▽

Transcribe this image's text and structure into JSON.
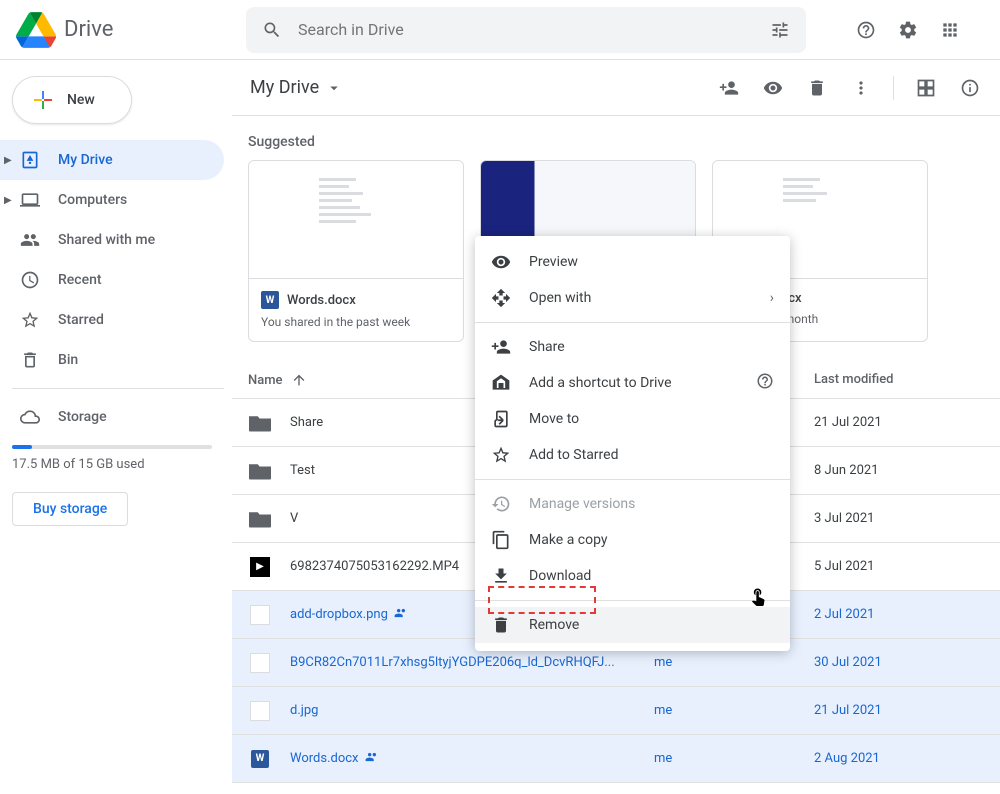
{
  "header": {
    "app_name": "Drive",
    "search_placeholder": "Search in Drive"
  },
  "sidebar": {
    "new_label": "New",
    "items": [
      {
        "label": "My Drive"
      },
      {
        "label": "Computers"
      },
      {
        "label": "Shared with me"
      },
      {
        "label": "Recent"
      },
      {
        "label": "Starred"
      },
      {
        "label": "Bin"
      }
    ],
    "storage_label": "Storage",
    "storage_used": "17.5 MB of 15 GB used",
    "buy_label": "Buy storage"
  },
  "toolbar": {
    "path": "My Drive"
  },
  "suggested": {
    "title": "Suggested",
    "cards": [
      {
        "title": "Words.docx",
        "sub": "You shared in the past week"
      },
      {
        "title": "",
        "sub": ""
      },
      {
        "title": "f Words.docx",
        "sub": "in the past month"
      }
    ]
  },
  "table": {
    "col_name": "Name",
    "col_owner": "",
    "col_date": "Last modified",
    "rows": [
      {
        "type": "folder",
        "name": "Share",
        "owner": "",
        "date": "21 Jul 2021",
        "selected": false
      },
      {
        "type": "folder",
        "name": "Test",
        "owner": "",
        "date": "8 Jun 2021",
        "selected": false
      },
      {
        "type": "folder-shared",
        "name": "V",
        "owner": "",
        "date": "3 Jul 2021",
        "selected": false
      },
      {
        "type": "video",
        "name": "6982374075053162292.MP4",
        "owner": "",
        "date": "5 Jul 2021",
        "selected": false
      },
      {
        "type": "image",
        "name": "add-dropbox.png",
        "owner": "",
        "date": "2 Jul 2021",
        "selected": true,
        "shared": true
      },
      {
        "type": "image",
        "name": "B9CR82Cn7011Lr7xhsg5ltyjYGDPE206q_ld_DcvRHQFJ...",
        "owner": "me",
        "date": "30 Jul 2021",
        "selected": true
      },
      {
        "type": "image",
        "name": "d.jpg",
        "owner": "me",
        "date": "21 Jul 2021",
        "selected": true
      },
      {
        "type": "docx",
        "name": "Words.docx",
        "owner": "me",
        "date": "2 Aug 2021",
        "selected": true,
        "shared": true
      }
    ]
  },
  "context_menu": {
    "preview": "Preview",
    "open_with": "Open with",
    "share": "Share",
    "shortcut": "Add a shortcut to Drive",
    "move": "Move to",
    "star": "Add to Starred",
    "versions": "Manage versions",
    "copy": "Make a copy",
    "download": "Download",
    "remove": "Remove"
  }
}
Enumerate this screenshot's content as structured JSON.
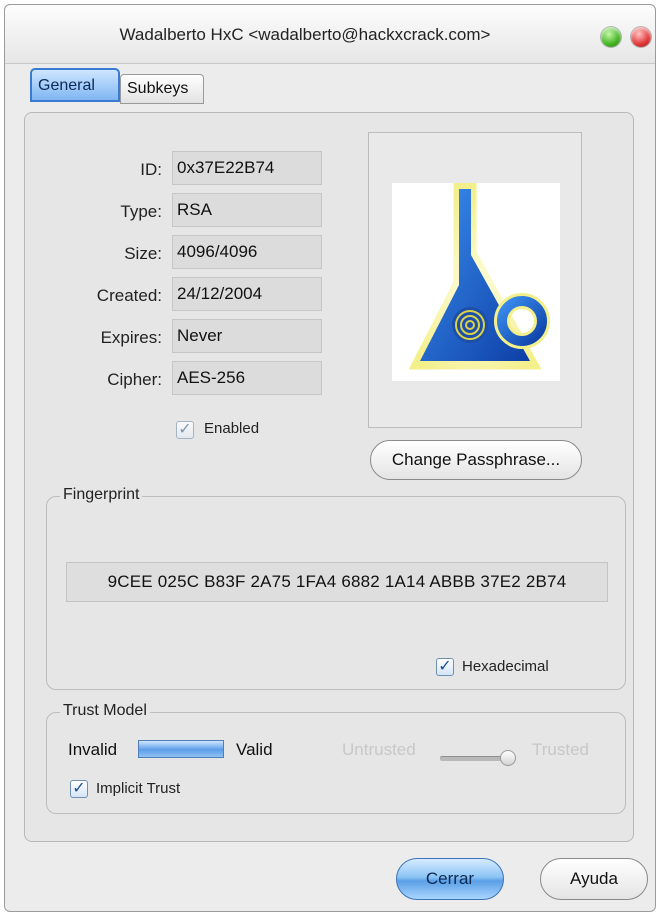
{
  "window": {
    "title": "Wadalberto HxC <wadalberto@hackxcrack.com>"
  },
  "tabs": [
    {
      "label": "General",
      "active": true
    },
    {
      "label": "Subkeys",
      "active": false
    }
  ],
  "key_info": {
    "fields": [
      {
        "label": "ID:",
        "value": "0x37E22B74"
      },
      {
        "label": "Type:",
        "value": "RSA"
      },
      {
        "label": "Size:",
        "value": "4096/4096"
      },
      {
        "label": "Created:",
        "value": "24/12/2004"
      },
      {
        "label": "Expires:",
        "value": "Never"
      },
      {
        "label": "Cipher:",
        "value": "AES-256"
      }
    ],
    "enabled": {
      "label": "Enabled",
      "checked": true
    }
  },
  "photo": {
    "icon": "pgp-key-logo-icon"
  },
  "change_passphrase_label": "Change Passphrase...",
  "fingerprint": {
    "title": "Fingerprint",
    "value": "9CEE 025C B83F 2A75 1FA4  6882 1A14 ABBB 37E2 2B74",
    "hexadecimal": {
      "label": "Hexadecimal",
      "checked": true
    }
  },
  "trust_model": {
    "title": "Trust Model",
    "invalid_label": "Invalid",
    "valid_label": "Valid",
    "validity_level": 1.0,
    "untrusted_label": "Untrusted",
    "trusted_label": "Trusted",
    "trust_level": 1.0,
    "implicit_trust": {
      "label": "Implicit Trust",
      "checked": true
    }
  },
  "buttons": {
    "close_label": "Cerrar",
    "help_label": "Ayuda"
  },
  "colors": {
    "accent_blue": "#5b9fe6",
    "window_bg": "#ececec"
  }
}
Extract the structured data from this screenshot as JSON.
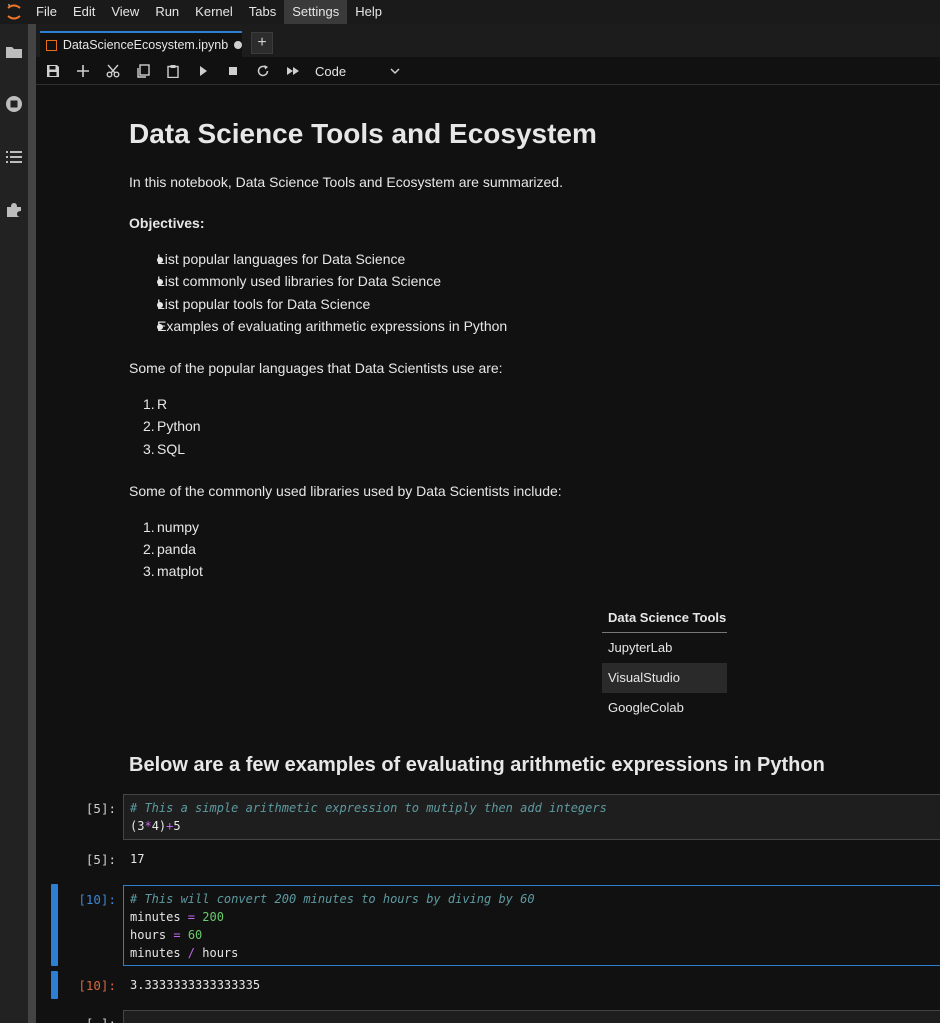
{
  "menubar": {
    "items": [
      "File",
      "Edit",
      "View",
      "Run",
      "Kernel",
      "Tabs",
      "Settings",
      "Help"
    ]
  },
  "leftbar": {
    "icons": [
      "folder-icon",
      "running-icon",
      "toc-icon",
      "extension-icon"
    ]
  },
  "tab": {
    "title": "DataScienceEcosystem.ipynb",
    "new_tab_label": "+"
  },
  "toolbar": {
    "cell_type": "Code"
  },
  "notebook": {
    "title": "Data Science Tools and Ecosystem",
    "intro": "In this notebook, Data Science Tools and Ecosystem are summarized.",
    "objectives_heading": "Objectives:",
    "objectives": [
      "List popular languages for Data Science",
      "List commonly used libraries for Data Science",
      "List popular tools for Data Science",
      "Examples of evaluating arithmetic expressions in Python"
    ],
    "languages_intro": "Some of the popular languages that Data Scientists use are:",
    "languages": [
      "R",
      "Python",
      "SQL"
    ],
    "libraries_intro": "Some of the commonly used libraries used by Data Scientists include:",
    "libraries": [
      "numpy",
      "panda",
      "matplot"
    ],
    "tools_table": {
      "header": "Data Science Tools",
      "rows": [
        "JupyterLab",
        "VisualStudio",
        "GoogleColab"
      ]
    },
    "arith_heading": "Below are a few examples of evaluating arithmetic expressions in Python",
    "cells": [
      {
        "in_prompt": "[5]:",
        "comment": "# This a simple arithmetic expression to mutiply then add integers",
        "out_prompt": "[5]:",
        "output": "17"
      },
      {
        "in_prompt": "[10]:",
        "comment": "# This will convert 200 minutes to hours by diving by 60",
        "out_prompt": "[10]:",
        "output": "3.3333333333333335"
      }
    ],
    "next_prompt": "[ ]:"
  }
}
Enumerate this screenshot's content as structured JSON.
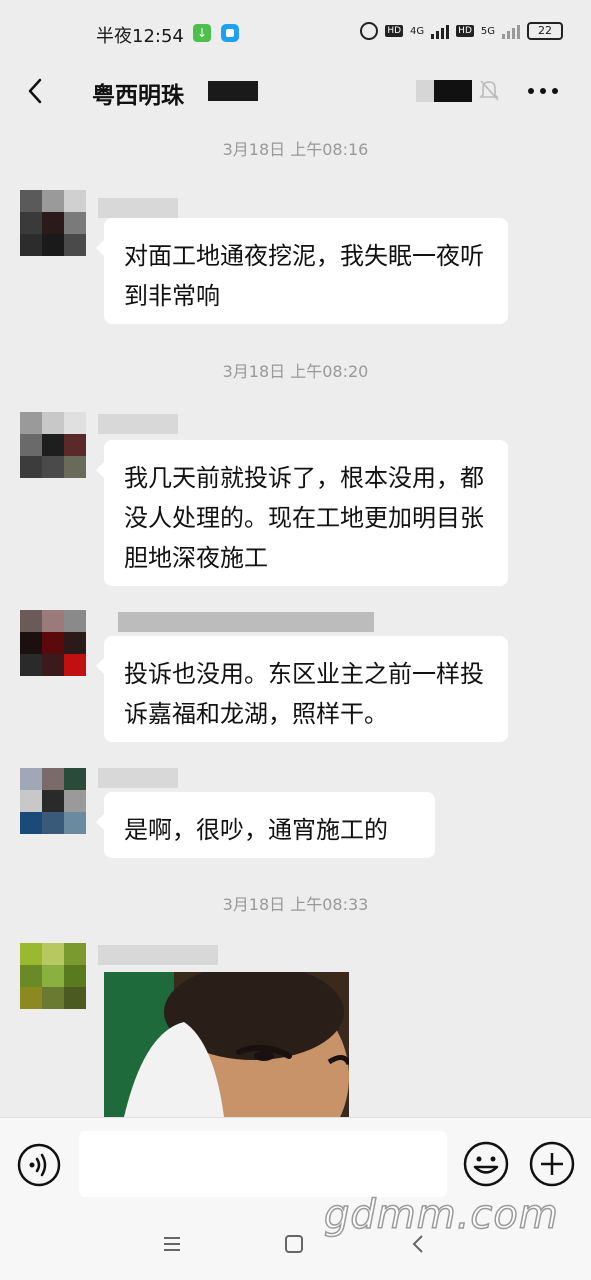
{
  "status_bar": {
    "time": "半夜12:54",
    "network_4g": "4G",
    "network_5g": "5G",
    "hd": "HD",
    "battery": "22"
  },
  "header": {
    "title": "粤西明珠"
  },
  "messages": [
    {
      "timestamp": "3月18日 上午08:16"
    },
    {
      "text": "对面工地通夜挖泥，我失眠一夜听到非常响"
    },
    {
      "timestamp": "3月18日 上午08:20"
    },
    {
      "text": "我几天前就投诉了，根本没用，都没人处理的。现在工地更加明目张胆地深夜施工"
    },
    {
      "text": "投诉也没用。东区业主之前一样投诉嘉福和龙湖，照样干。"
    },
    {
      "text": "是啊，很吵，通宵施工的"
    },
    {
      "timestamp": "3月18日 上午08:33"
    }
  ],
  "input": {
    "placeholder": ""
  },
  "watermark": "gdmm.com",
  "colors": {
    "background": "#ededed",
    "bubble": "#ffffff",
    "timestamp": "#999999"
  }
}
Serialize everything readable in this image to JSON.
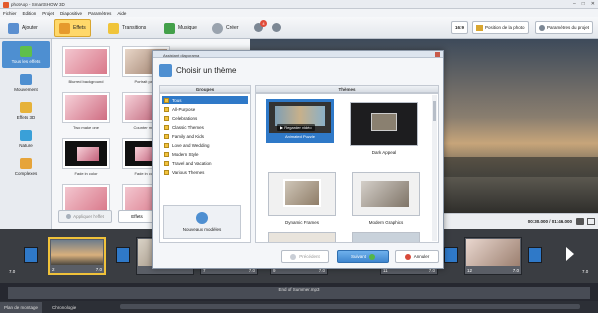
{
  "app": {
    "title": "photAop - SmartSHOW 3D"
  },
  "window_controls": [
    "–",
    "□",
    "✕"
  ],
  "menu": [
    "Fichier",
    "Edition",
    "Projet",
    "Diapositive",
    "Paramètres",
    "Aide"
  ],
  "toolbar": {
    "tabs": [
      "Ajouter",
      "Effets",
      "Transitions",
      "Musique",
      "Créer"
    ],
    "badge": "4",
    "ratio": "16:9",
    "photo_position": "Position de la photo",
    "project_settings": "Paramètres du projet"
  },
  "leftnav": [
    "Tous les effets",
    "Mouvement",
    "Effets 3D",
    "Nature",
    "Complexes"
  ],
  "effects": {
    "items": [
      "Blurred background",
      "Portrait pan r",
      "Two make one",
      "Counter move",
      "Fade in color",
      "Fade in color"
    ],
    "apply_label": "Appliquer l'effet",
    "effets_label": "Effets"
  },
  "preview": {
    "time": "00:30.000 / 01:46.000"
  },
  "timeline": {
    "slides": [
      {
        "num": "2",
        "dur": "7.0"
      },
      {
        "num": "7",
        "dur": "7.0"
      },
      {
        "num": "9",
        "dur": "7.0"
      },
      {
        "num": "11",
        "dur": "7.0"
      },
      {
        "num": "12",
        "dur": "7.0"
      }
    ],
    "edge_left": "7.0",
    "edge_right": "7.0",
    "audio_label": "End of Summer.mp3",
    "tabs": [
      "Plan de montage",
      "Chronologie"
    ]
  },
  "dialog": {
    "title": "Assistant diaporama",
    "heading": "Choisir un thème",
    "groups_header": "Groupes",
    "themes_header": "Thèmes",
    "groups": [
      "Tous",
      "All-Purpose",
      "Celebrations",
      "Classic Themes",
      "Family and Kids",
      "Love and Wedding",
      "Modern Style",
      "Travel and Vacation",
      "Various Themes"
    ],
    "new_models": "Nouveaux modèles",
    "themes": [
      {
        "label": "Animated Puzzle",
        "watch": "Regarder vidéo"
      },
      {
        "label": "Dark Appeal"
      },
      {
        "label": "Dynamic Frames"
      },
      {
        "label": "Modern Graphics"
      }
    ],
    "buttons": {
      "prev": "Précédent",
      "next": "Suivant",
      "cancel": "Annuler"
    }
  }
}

△

◆ To be done: Write out every line of the data that holds the word "background".

◆ Complete output:
    "background": "#ededed",
      "Blurred background",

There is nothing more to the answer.